- **Data shown**
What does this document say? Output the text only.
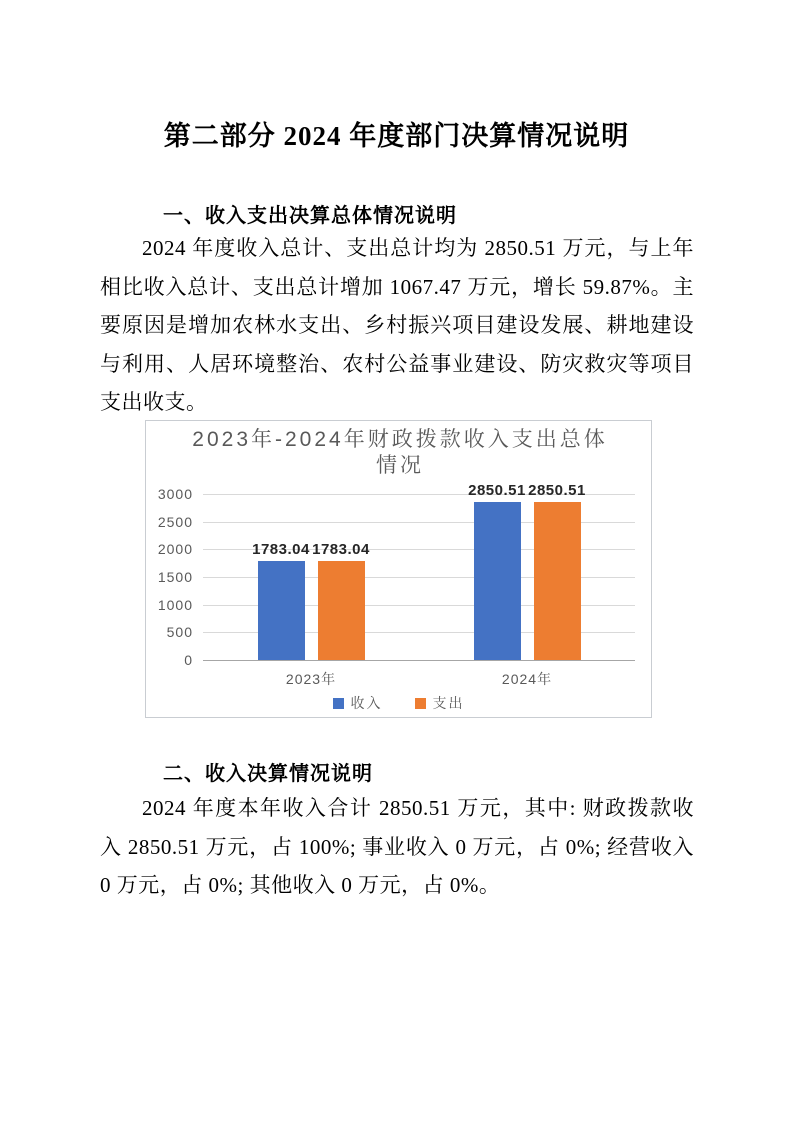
第二部分 2024 年度部门决算情况说明
一、收入支出决算总体情况说明

2024 年度收入总计、支出总计均为 2850.51 万元，与上年相比收入总计、支出总计增加 1067.47 万元，增长 59.87%。主要原因是增加农林水支出、乡村振兴项目建设发展、耕地建设与利用、人居环境整治、农村公益事业建设、防灾救灾等项目支出收支。

2023年-2024年财政拨款收入支出总体情况
0
500
1000
1500
2000
2500
3000
2023年
1783.04 1783.04
2024年
2850.51 2850.51
收入	支出
二、收入决算情况说明

2024 年度本年收入合计 2850.51 万元，其中: 财政拨款收入 2850.51 万元，占 100%; 事业收入 0 万元，占 0%; 经营收入 0 万元，占 0%; 其他收入 0 万元，占 0%。
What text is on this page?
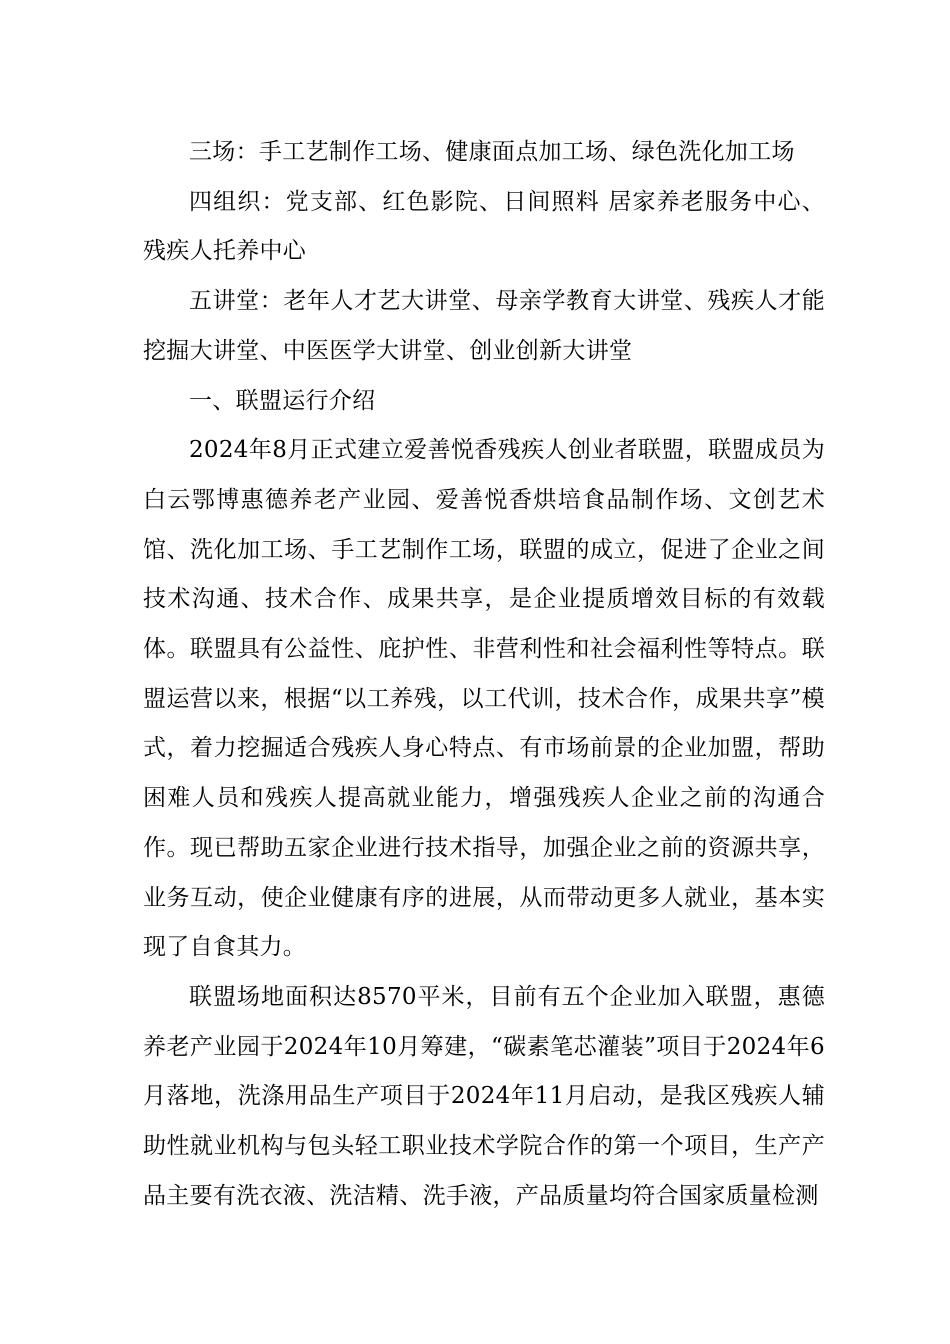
三场：手工艺制作工场、健康面点加工场、绿色洗化加工场

四组织：党支部、红色影院、日间照料 居家养老服务中心、残疾人托养中心

五讲堂：老年人才艺大讲堂、母亲学教育大讲堂、残疾人才能挖掘大讲堂、中医医学大讲堂、创业创新大讲堂

一、联盟运行介绍

2024年8月正式建立爱善悦香残疾人创业者联盟，联盟成员为白云鄂博惠德养老产业园、爱善悦香烘培食品制作场、文创艺术馆、洗化加工场、手工艺制作工场，联盟的成立，促进了企业之间技术沟通、技术合作、成果共享，是企业提质增效目标的有效载体。联盟具有公益性、庇护性、非营利性和社会福利性等特点。联盟运营以来，根据“以工养残，以工代训，技术合作，成果共享”模式，着力挖掘适合残疾人身心特点、有市场前景的企业加盟，帮助困难人员和残疾人提高就业能力，增强残疾人企业之前的沟通合作。现已帮助五家企业进行技术指导，加强企业之前的资源共享，业务互动，使企业健康有序的进展，从而带动更多人就业，基本实现了自食其力。

联盟场地面积达8570平米，目前有五个企业加入联盟，惠德养老产业园于2024年10月筹建，“碳素笔芯灌装”项目于2024年6月落地，洗涤用品生产项目于2024年11月启动，是我区残疾人辅助性就业机构与包头轻工职业技术学院合作的第一个项目，生产产品主要有洗衣液、洗洁精、洗手液，产品质量均符合国家质量检测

- **Work required**
Every line of the data should be copied as it stands, without the images.

- **Expected answer**
What does this document say? Output the text only.
第二部分 2024 年度部门决算情况说明
一、收入支出决算总体情况说明

2024 年度收入总计、支出总计均为 2850.51 万元，与上年相比收入总计、支出总计增加 1067.47 万元，增长 59.87%。主要原因是增加农林水支出、乡村振兴项目建设发展、耕地建设与利用、人居环境整治、农村公益事业建设、防灾救灾等项目支出收支。

2023年-2024年财政拨款收入支出总体情况
0
500
1000
1500
2000
2500
3000
2023年
1783.04 1783.04
2024年
2850.51 2850.51
收入	支出
二、收入决算情况说明

2024 年度本年收入合计 2850.51 万元，其中: 财政拨款收入 2850.51 万元，占 100%; 事业收入 0 万元，占 0%; 经营收入 0 万元，占 0%; 其他收入 0 万元，占 0%。
What text is on this page?
三场：手工艺制作工场、健康面点加工场、绿色洗化加工场

四组织：党支部、红色影院、日间照料 居家养老服务中心、残疾人托养中心

五讲堂：老年人才艺大讲堂、母亲学教育大讲堂、残疾人才能挖掘大讲堂、中医医学大讲堂、创业创新大讲堂

一、联盟运行介绍

2024年8月正式建立爱善悦香残疾人创业者联盟，联盟成员为白云鄂博惠德养老产业园、爱善悦香烘培食品制作场、文创艺术馆、洗化加工场、手工艺制作工场，联盟的成立，促进了企业之间技术沟通、技术合作、成果共享，是企业提质增效目标的有效载体。联盟具有公益性、庇护性、非营利性和社会福利性等特点。联盟运营以来，根据“以工养残，以工代训，技术合作，成果共享”模式，着力挖掘适合残疾人身心特点、有市场前景的企业加盟，帮助困难人员和残疾人提高就业能力，增强残疾人企业之前的沟通合作。现已帮助五家企业进行技术指导，加强企业之前的资源共享，业务互动，使企业健康有序的进展，从而带动更多人就业，基本实现了自食其力。

联盟场地面积达8570平米，目前有五个企业加入联盟，惠德养老产业园于2024年10月筹建，“碳素笔芯灌装”项目于2024年6月落地，洗涤用品生产项目于2024年11月启动，是我区残疾人辅助性就业机构与包头轻工职业技术学院合作的第一个项目，生产产品主要有洗衣液、洗洁精、洗手液，产品质量均符合国家质量检测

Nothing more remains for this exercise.